▶ [WHAT IS REQUIRED]
Report, as a bare number, how many lines contain the string "cambiado".

Stored entries
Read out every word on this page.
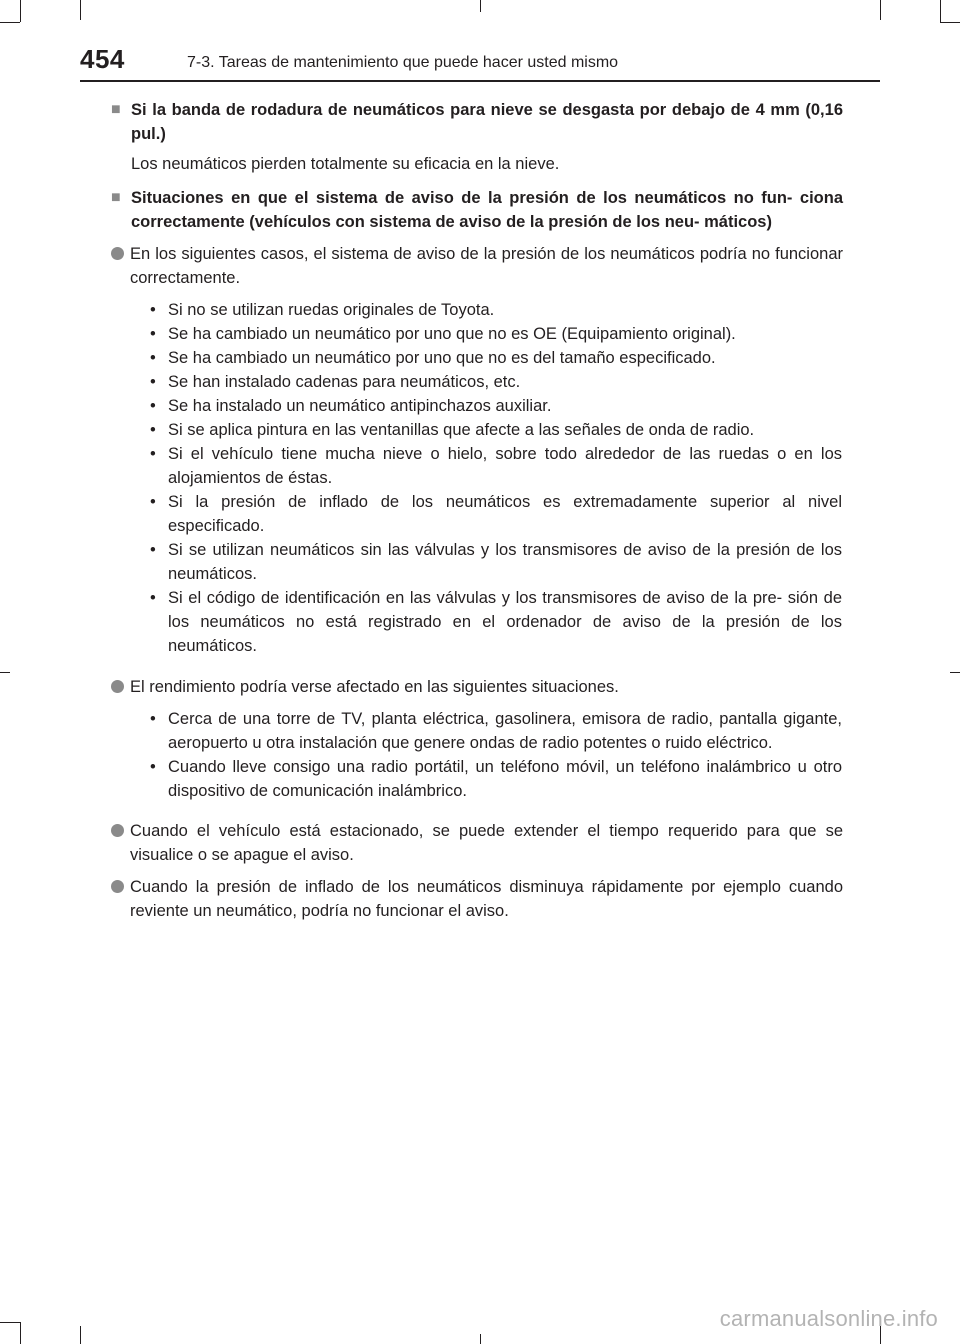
454	7-3. Tareas de mantenimiento que puede hacer usted mismo
■ Si la banda de rodadura de neumáticos para nieve se desgasta por debajo de 4 mm (0,16 pul.)
Los neumáticos pierden totalmente su eficacia en la nieve.
■ Situaciones en que el sistema de aviso de la presión de los neumáticos no fun- ciona correctamente (vehículos con sistema de aviso de la presión de los neu- máticos)
En los siguientes casos, el sistema de aviso de la presión de los neumáticos podría no funcionar correctamente.
• Si no se utilizan ruedas originales de Toyota.
• Se ha cambiado un neumático por uno que no es OE (Equipamiento original).
• Se ha cambiado un neumático por uno que no es del tamaño especificado.
• Se han instalado cadenas para neumáticos, etc.
• Se ha instalado un neumático antipinchazos auxiliar.
• Si se aplica pintura en las ventanillas que afecte a las señales de onda de radio.
• Si el vehículo tiene mucha nieve o hielo, sobre todo alrededor de las ruedas o en los alojamientos de éstas.
• Si la presión de inflado de los neumáticos es extremadamente superior al nivel especificado.
• Si se utilizan neumáticos sin las válvulas y los transmisores de aviso de la presión de los neumáticos.
• Si el código de identificación en las válvulas y los transmisores de aviso de la pre- sión de los neumáticos no está registrado en el ordenador de aviso de la presión de los neumáticos.
El rendimiento podría verse afectado en las siguientes situaciones.
• Cerca de una torre de TV, planta eléctrica, gasolinera, emisora de radio, pantalla gigante, aeropuerto u otra instalación que genere ondas de radio potentes o ruido eléctrico.
• Cuando lleve consigo una radio portátil, un teléfono móvil, un teléfono inalámbrico u otro dispositivo de comunicación inalámbrico.
Cuando el vehículo está estacionado, se puede extender el tiempo requerido para que se visualice o se apague el aviso.
Cuando la presión de inflado de los neumáticos disminuya rápidamente por ejemplo cuando reviente un neumático, podría no funcionar el aviso.
carmanualsonline.info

▶ [REPLY]
2